--- START RECORDS FOR THE TASK ---

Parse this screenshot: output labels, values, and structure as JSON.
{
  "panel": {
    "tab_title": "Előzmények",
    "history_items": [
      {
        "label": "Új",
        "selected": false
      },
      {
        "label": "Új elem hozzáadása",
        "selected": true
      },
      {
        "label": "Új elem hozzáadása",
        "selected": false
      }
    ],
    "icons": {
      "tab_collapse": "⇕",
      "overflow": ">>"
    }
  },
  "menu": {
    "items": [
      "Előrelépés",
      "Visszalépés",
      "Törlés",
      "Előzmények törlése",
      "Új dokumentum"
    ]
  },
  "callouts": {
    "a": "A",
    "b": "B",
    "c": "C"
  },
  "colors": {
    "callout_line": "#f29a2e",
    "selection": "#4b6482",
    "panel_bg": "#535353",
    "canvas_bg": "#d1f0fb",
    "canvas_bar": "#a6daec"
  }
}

--- END RECORDS FOR THE TASK ---
--- START RECORDS FOR THE TASK ---

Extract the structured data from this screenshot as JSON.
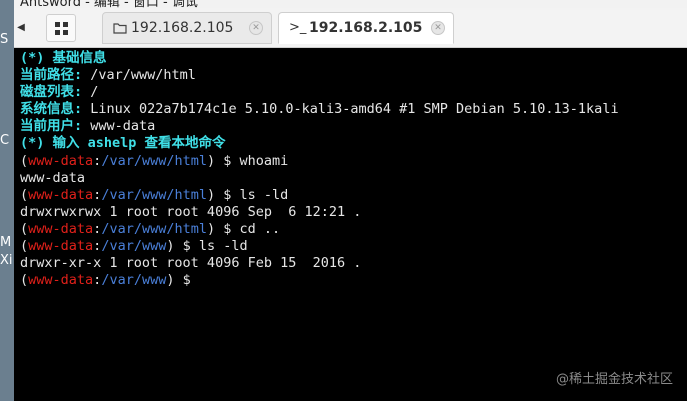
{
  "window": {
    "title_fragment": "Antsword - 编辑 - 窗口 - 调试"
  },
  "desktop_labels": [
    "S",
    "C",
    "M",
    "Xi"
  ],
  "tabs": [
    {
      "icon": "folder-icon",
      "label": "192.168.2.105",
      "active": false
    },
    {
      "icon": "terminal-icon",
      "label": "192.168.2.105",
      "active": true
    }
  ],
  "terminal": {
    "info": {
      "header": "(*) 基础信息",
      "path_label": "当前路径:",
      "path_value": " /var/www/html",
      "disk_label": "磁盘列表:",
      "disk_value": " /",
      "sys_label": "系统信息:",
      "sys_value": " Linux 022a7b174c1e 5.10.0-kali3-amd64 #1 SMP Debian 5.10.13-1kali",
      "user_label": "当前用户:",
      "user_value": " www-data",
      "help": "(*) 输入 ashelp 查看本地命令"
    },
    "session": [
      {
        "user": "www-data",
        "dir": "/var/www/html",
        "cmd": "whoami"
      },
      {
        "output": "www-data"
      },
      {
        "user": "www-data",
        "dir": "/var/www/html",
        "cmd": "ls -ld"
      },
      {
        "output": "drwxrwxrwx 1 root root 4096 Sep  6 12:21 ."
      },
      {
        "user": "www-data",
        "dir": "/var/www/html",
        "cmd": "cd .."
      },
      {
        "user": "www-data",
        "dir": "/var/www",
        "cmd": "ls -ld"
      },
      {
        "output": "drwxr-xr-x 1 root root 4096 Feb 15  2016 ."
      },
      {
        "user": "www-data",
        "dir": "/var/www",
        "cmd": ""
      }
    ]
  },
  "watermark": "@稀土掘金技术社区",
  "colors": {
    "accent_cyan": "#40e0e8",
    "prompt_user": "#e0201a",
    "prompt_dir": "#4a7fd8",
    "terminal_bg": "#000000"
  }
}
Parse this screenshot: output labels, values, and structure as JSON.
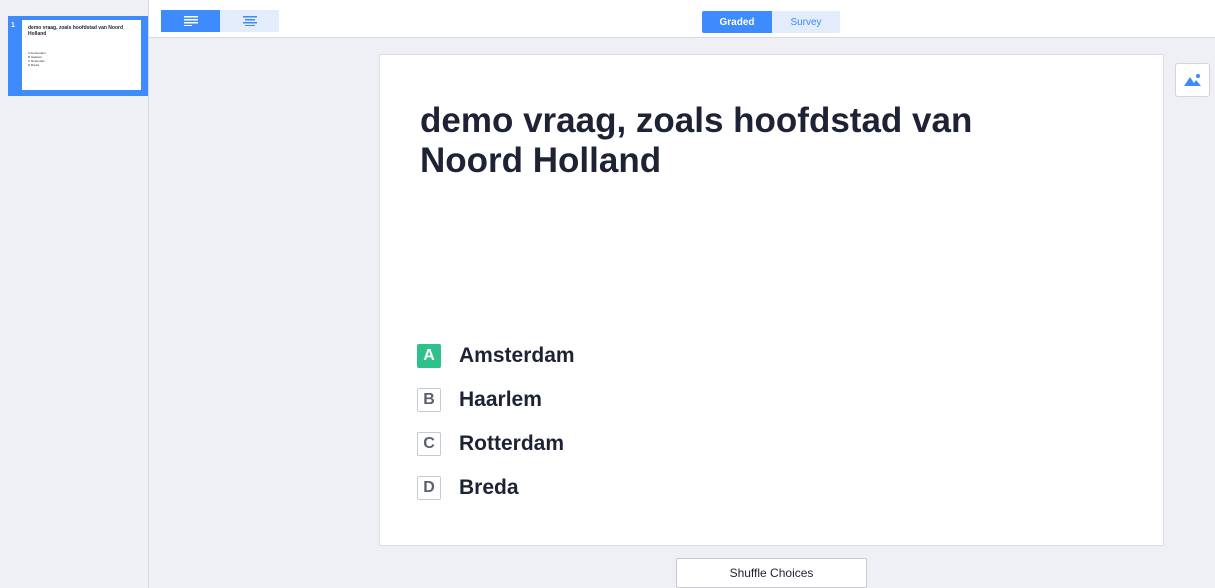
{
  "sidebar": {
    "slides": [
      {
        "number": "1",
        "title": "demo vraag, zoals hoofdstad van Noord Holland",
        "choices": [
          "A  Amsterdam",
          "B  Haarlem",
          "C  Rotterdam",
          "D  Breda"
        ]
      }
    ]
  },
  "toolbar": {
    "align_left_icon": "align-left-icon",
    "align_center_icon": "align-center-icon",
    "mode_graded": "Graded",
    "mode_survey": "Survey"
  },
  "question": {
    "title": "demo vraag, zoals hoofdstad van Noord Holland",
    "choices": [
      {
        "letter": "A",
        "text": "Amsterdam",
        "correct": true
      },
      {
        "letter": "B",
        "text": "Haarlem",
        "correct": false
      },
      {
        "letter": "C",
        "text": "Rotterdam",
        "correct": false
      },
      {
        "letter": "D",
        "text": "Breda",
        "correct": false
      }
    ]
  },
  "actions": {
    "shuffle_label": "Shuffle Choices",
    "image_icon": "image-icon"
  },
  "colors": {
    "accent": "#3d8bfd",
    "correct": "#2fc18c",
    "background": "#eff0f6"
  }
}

--- END RECORDS FOR THE TASK ---
--- START RECORDS FOR THE TASK ---

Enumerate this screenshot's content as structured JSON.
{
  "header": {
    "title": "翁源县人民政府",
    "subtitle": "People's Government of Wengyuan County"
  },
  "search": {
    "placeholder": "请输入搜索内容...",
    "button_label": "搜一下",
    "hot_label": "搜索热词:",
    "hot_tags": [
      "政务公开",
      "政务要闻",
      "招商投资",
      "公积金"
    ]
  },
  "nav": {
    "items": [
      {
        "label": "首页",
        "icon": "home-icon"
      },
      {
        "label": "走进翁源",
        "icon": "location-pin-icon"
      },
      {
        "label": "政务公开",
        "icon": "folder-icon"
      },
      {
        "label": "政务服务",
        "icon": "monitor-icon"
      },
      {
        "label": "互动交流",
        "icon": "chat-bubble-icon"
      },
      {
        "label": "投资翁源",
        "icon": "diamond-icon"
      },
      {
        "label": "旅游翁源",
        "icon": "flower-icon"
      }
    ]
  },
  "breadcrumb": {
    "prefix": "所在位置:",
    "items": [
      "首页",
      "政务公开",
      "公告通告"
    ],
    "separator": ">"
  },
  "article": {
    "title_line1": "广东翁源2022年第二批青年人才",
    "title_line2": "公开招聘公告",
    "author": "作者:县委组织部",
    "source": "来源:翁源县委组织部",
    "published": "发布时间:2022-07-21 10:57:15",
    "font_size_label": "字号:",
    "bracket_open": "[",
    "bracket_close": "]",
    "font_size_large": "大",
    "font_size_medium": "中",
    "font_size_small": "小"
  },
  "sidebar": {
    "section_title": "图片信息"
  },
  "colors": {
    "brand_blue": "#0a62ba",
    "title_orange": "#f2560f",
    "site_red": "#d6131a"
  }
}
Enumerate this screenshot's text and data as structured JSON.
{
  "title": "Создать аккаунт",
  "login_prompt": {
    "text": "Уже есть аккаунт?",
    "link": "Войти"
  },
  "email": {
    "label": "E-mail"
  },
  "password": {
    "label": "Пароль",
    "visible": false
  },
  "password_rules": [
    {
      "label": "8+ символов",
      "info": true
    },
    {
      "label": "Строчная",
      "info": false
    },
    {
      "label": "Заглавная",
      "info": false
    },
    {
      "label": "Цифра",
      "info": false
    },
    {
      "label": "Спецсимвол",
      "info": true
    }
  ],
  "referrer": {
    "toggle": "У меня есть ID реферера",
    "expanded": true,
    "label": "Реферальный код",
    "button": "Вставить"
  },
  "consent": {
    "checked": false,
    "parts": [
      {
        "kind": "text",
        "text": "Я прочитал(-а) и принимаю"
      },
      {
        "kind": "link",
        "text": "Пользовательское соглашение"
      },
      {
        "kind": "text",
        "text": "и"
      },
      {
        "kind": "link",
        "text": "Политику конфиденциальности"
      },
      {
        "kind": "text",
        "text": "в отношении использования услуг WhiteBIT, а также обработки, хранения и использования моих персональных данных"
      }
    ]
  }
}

--- END RECORDS FOR THE TASK ---

* _SHORT TASK_:
Each line with the string "аккаунт" in it needs to be found and copied.

* _EXPECTED ANSWER_:
  "title": "Создать аккаунт",
    "text": "Уже есть аккаунт?",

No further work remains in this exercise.